◆ Description of the task
Reproduce the data in its entirety, exactly as supplied.

◆ Exercise input

■ ■ ■

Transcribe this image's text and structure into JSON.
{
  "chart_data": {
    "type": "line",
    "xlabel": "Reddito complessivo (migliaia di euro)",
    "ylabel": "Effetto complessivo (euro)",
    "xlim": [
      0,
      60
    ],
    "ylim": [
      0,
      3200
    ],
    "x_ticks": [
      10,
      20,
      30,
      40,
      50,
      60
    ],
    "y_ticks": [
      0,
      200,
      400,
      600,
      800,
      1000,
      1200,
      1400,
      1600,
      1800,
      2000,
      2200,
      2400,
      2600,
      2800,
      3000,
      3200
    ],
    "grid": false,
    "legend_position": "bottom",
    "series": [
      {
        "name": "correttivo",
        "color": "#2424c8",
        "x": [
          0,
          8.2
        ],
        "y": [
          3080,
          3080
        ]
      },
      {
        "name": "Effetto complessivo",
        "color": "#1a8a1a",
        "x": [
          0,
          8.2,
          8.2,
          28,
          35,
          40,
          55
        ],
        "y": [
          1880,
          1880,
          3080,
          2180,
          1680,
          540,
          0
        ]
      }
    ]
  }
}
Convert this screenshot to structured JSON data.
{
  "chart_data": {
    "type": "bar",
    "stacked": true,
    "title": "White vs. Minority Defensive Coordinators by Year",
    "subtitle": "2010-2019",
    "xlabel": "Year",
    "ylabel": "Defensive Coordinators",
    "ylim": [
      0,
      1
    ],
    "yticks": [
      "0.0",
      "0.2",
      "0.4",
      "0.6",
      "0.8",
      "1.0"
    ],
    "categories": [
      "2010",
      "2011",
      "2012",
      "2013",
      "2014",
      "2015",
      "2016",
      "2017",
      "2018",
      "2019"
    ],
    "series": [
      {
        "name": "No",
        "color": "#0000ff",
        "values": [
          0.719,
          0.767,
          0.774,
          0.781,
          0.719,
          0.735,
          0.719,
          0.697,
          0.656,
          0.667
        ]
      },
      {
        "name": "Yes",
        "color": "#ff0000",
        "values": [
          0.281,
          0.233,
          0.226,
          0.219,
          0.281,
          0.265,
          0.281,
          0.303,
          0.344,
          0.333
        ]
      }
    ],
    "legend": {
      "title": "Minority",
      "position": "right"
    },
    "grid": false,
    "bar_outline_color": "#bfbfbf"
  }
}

■ ■ ■

◆ Exercise solution
Transcribe this image's text and structure into JSON.
{
  "chart_data": {
    "type": "line",
    "xlabel": "Reddito complessivo (migliaia di euro)",
    "ylabel": "Effetto complessivo (euro)",
    "xlim": [
      0,
      60
    ],
    "ylim": [
      0,
      3200
    ],
    "x_ticks": [
      10,
      20,
      30,
      40,
      50,
      60
    ],
    "y_ticks": [
      0,
      200,
      400,
      600,
      800,
      1000,
      1200,
      1400,
      1600,
      1800,
      2000,
      2200,
      2400,
      2600,
      2800,
      3000,
      3200
    ],
    "grid": false,
    "legend_position": "bottom",
    "series": [
      {
        "name": "correttivo",
        "color": "#2424c8",
        "x": [
          0,
          8.2
        ],
        "y": [
          3080,
          3080
        ]
      },
      {
        "name": "Effetto complessivo",
        "color": "#1a8a1a",
        "x": [
          0,
          8.2,
          8.2,
          28,
          35,
          40,
          55
        ],
        "y": [
          1880,
          1880,
          3080,
          2180,
          1680,
          540,
          0
        ]
      }
    ]
  }
}
Convert this screenshot to structured JSON data.
{
  "chart_data": {
    "type": "bar",
    "stacked": true,
    "title": "White vs. Minority Defensive Coordinators by Year",
    "subtitle": "2010-2019",
    "xlabel": "Year",
    "ylabel": "Defensive Coordinators",
    "ylim": [
      0,
      1
    ],
    "yticks": [
      "0.0",
      "0.2",
      "0.4",
      "0.6",
      "0.8",
      "1.0"
    ],
    "categories": [
      "2010",
      "2011",
      "2012",
      "2013",
      "2014",
      "2015",
      "2016",
      "2017",
      "2018",
      "2019"
    ],
    "series": [
      {
        "name": "No",
        "color": "#0000ff",
        "values": [
          0.719,
          0.767,
          0.774,
          0.781,
          0.719,
          0.735,
          0.719,
          0.697,
          0.656,
          0.667
        ]
      },
      {
        "name": "Yes",
        "color": "#ff0000",
        "values": [
          0.281,
          0.233,
          0.226,
          0.219,
          0.281,
          0.265,
          0.281,
          0.303,
          0.344,
          0.333
        ]
      }
    ],
    "legend": {
      "title": "Minority",
      "position": "right"
    },
    "grid": false,
    "bar_outline_color": "#bfbfbf"
  }
}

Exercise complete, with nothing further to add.